◆ Given exercise ◆
Go through the listing and copy each line with the string "분배법칙".

====== Supplied information

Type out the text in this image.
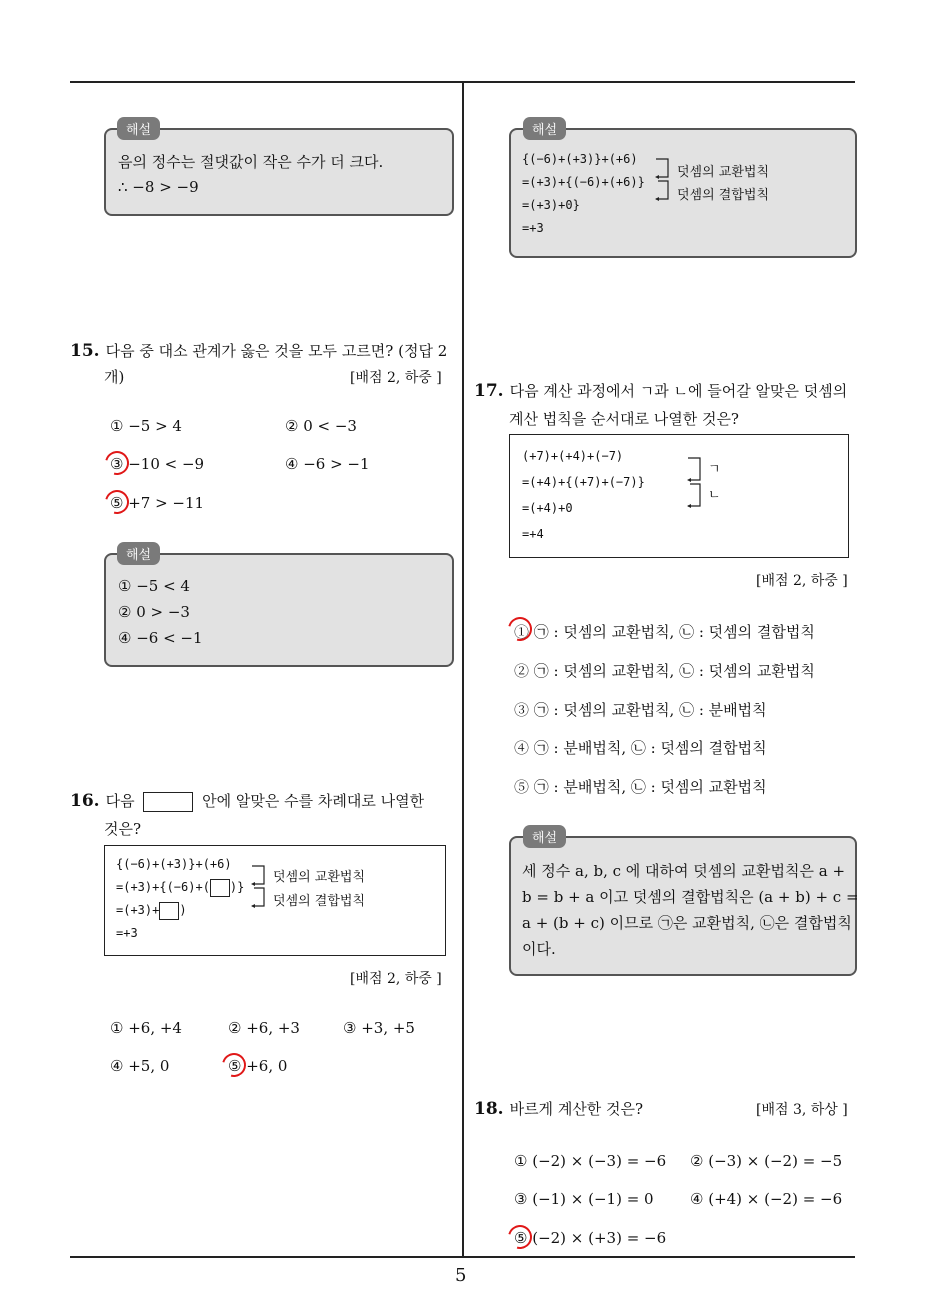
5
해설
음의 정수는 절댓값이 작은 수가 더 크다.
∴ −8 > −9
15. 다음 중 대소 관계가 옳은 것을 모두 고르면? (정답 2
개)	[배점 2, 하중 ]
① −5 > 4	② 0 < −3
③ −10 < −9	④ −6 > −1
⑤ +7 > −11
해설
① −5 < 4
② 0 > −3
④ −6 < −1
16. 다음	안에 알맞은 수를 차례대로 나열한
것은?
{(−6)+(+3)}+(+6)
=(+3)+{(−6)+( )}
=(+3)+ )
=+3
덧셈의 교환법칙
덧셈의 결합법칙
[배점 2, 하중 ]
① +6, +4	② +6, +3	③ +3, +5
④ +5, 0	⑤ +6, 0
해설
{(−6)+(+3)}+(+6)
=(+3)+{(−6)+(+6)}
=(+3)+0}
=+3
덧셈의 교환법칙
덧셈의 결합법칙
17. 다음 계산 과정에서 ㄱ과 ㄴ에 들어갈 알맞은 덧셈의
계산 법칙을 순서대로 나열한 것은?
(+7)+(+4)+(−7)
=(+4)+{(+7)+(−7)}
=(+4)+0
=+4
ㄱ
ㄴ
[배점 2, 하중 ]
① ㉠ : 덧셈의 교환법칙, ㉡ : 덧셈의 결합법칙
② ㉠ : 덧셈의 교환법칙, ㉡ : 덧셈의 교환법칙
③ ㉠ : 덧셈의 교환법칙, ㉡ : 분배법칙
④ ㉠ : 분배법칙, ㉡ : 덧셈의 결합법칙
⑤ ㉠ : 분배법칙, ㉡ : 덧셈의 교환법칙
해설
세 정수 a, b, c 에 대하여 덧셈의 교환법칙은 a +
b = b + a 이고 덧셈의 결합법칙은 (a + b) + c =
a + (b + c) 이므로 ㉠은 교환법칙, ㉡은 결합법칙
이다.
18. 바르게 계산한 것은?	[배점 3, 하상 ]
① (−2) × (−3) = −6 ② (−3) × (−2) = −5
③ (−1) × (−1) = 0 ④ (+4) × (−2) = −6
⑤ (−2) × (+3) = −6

============
====== Supplied information

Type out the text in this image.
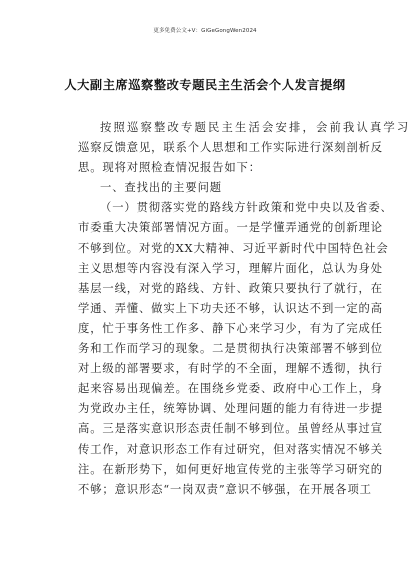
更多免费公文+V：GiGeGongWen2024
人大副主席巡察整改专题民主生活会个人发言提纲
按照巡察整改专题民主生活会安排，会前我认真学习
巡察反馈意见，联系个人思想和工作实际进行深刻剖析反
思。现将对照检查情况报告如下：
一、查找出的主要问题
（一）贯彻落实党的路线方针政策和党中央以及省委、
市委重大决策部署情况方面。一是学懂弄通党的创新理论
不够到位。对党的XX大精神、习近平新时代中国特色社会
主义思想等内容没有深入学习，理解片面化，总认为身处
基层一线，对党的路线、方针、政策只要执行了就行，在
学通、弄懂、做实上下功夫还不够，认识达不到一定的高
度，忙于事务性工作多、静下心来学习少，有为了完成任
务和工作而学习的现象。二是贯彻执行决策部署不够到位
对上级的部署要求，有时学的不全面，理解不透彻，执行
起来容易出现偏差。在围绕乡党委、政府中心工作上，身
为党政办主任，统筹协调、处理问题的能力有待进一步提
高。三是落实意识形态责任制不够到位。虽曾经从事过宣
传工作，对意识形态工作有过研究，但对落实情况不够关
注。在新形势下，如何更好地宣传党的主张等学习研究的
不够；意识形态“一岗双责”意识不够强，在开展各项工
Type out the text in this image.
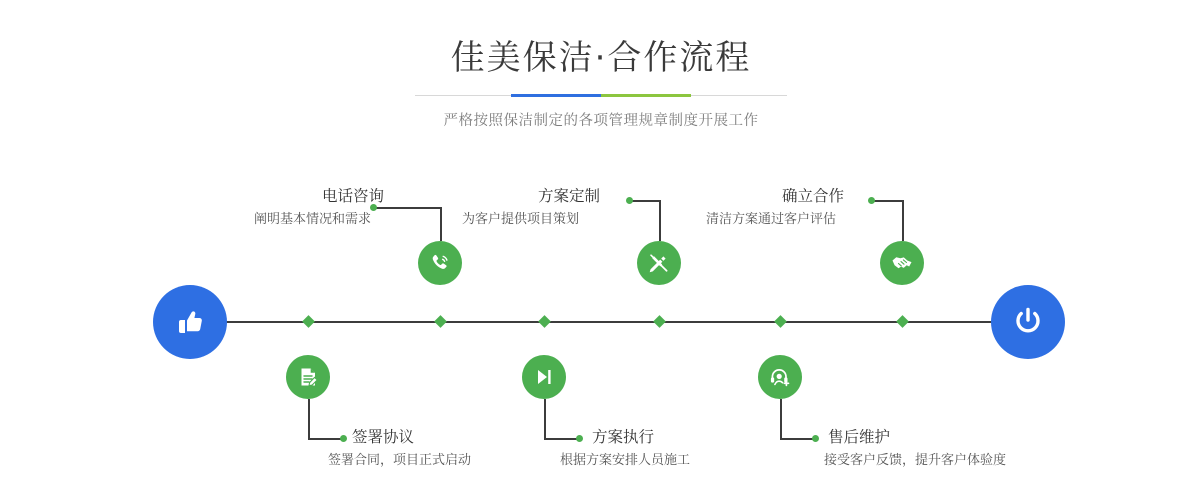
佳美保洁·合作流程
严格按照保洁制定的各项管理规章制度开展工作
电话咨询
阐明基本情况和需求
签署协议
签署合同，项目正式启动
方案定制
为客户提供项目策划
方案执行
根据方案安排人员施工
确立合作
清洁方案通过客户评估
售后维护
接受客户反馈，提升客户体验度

============

◆ Response below ◆
③ ㉠ : 덧셈의 교환법칙, ㉡ : 분배법칙
④ ㉠ : 분배법칙, ㉡ : 덧셈의 결합법칙
⑤ ㉠ : 분배법칙, ㉡ : 덧셈의 교환법칙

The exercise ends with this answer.